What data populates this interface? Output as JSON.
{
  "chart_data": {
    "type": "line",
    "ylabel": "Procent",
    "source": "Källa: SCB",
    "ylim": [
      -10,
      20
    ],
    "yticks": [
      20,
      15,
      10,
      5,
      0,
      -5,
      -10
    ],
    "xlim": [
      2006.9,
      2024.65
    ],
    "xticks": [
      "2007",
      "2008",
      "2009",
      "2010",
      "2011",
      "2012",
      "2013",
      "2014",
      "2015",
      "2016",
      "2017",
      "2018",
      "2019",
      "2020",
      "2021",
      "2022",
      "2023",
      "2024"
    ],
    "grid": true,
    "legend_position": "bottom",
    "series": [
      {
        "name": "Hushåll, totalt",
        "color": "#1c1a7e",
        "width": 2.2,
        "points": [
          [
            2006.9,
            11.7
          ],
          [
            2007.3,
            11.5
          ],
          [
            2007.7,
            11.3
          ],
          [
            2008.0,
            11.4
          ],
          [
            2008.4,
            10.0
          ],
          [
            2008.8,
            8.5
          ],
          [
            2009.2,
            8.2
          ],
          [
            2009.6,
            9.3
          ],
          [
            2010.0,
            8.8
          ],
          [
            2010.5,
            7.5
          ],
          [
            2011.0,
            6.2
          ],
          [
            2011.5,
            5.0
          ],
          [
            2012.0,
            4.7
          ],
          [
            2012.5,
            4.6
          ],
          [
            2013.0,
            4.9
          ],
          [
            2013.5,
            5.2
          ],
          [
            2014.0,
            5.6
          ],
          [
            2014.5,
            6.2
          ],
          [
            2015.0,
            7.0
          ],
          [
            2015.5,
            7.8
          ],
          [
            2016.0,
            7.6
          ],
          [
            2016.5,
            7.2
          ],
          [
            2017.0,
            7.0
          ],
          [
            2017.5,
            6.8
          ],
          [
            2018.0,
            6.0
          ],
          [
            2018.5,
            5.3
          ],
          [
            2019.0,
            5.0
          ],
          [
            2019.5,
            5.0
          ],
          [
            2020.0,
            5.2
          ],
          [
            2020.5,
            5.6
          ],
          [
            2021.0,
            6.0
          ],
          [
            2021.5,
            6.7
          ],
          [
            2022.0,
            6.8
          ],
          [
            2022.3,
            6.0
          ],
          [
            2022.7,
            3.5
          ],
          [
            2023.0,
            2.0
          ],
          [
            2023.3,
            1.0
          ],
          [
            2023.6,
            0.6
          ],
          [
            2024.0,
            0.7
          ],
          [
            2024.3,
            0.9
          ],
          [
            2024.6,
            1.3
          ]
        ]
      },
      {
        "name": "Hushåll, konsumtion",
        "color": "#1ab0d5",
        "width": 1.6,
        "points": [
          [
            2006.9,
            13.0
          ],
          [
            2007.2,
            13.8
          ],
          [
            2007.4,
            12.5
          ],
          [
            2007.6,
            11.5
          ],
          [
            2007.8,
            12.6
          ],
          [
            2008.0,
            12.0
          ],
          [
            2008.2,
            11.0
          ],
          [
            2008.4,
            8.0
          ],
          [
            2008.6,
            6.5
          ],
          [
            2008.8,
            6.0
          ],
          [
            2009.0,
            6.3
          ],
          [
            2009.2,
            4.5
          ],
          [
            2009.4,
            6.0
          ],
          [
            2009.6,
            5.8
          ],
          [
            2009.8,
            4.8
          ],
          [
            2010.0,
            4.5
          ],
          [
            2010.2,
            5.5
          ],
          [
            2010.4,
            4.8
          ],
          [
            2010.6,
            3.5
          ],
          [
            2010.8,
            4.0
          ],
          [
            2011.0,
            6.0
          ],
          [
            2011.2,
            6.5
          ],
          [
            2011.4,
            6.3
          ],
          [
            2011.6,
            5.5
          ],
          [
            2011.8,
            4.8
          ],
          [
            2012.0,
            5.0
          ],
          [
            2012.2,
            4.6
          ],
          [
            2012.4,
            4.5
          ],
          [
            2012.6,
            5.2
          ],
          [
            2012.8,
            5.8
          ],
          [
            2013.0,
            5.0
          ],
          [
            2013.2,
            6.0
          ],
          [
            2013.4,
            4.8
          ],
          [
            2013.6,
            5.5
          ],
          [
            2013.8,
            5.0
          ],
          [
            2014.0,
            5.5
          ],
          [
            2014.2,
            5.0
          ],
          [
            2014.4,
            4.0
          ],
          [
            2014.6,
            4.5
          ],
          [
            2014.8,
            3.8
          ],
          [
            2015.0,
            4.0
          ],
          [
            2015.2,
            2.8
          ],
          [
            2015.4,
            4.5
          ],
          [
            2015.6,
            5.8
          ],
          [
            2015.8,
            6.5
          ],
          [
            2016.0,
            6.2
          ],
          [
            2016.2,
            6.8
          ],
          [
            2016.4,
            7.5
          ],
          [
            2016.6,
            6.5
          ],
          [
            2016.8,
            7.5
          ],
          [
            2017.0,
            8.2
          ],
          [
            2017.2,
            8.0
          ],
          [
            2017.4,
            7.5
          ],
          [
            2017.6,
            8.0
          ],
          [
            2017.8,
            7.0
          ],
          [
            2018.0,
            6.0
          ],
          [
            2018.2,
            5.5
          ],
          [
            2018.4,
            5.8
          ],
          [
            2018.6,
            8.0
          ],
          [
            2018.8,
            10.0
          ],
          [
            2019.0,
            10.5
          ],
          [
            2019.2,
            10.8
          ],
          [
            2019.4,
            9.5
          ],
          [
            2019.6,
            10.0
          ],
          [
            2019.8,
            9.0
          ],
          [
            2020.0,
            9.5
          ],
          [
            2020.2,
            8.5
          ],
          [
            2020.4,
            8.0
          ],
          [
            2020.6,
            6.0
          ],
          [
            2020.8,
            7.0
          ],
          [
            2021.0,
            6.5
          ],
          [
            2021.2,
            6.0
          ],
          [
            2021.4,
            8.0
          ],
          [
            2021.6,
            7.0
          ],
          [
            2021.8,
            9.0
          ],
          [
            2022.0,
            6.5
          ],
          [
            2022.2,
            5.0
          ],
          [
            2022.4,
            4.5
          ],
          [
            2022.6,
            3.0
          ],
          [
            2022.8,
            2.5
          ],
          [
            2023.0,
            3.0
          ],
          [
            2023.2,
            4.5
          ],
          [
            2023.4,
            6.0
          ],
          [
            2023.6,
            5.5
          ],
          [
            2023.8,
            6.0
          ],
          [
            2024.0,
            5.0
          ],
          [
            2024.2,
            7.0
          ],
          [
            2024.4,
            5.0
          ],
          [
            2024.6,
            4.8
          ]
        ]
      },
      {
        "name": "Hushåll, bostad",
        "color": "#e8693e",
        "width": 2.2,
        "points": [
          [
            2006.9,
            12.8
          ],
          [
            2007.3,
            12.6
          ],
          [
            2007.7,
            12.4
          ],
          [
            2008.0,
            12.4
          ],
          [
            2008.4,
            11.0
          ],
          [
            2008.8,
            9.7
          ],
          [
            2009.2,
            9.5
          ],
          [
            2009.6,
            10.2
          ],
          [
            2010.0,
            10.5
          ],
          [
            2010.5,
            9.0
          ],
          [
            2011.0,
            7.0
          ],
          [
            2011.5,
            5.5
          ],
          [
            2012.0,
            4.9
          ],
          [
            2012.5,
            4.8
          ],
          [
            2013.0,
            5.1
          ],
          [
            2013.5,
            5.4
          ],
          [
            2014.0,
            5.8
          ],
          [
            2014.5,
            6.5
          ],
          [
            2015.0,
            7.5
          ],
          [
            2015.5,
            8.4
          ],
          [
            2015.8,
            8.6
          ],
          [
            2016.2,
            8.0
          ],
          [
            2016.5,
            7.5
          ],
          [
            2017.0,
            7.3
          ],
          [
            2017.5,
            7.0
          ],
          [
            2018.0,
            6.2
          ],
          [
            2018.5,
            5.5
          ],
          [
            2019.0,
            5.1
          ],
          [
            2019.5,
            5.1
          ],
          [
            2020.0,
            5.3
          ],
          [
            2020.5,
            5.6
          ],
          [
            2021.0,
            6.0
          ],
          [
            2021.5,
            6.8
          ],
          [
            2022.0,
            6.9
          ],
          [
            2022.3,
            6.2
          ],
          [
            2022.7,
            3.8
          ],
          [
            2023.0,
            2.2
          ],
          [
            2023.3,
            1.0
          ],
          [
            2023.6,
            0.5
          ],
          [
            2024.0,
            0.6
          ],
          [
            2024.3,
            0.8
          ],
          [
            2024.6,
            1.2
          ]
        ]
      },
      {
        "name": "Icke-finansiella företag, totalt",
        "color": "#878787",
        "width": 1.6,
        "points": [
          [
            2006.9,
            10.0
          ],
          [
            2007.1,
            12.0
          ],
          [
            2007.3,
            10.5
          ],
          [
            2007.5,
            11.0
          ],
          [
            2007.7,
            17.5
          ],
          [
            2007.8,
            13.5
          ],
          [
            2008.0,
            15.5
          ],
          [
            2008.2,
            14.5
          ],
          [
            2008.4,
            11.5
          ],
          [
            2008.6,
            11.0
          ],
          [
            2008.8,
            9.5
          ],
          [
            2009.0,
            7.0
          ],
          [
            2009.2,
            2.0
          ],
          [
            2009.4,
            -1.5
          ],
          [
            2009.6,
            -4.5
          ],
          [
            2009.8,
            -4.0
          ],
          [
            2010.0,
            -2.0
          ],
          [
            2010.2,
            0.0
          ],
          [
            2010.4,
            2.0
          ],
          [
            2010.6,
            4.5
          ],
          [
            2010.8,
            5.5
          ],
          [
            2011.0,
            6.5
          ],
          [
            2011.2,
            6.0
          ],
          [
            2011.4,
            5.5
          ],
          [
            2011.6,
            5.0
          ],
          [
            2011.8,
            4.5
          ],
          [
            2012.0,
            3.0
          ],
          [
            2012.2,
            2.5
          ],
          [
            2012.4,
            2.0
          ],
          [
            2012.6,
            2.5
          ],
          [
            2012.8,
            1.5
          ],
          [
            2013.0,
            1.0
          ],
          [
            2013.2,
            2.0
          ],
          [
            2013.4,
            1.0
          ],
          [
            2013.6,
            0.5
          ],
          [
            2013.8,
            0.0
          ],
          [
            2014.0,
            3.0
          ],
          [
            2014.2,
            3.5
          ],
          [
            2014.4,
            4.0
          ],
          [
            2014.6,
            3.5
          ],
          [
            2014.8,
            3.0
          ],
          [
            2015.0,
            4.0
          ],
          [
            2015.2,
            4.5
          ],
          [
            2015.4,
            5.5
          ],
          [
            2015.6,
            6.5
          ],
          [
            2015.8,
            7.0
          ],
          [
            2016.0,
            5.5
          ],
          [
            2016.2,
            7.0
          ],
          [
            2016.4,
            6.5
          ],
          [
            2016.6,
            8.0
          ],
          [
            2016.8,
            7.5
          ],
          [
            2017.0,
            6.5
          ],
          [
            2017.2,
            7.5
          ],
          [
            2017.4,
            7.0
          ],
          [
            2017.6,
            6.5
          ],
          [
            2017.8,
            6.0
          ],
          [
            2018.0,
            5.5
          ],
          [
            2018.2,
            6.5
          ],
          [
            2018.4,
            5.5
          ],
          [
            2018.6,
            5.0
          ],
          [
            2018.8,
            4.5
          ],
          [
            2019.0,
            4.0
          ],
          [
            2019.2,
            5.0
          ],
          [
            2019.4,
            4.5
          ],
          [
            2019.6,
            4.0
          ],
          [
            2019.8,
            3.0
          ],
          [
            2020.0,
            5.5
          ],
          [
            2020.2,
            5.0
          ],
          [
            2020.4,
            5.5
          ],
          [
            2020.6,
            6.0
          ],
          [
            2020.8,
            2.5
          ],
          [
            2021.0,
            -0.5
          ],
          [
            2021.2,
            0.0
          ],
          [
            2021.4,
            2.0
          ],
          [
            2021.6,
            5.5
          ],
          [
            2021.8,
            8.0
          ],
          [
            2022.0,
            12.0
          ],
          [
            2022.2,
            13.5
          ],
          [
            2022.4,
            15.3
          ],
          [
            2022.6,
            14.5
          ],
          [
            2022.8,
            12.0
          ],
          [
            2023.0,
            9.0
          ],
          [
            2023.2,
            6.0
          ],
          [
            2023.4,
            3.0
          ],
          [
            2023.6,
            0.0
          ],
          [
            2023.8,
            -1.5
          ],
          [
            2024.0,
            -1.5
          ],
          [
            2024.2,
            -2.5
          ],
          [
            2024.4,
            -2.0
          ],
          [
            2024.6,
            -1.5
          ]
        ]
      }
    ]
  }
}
--
Reply with one number only: the count of lines in the entries that contain "name".

**Answer to the task:** 4